- **Data provided**
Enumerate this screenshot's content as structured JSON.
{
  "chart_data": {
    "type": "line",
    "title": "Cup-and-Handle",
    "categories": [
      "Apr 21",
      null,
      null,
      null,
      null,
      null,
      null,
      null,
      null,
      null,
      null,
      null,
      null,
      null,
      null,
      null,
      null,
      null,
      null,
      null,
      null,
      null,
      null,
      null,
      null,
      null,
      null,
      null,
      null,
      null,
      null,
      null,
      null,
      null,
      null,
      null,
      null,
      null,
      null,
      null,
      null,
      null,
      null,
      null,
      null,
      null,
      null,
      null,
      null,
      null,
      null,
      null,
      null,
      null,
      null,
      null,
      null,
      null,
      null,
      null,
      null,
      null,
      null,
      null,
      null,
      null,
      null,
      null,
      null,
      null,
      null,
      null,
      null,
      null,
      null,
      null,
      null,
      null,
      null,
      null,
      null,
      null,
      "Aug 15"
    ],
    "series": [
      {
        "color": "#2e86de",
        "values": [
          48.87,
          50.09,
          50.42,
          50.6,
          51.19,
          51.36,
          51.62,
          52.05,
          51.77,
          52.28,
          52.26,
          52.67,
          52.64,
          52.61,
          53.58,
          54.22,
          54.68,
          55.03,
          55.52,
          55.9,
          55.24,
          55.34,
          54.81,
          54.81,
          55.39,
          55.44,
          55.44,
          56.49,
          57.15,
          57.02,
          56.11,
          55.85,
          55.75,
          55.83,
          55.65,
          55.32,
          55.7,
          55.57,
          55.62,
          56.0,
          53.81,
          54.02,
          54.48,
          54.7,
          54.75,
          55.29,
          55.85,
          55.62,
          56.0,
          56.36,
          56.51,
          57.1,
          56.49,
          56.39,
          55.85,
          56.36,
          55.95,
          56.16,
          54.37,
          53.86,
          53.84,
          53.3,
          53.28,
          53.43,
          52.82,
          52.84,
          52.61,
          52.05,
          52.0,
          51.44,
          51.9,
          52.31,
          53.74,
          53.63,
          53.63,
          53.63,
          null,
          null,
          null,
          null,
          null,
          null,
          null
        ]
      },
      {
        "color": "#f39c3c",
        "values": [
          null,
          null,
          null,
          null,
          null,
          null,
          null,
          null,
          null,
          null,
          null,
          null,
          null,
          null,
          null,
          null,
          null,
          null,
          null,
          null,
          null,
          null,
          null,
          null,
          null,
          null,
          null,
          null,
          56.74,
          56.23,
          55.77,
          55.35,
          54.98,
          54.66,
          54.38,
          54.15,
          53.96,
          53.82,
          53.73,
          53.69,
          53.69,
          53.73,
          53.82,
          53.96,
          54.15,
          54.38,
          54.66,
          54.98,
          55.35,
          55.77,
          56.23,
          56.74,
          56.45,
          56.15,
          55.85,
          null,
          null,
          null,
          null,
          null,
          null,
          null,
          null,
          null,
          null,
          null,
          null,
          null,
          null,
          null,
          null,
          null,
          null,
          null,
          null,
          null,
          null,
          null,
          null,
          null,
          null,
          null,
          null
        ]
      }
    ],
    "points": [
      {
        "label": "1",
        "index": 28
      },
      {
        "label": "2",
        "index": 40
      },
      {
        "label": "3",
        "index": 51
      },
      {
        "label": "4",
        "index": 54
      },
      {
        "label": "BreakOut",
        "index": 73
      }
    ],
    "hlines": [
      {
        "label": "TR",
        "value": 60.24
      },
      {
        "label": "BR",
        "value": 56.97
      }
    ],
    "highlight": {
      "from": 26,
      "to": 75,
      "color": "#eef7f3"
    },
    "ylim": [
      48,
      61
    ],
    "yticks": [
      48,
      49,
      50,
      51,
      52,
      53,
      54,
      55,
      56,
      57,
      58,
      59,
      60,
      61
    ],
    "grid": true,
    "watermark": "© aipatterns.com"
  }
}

- **Directions for this task**
Gather every line from the entries above where the word "index" appears, and copy them.

- **Solution for this problem**
        "index": 28
        "index": 40
        "index": 51
        "index": 54
        "index": 73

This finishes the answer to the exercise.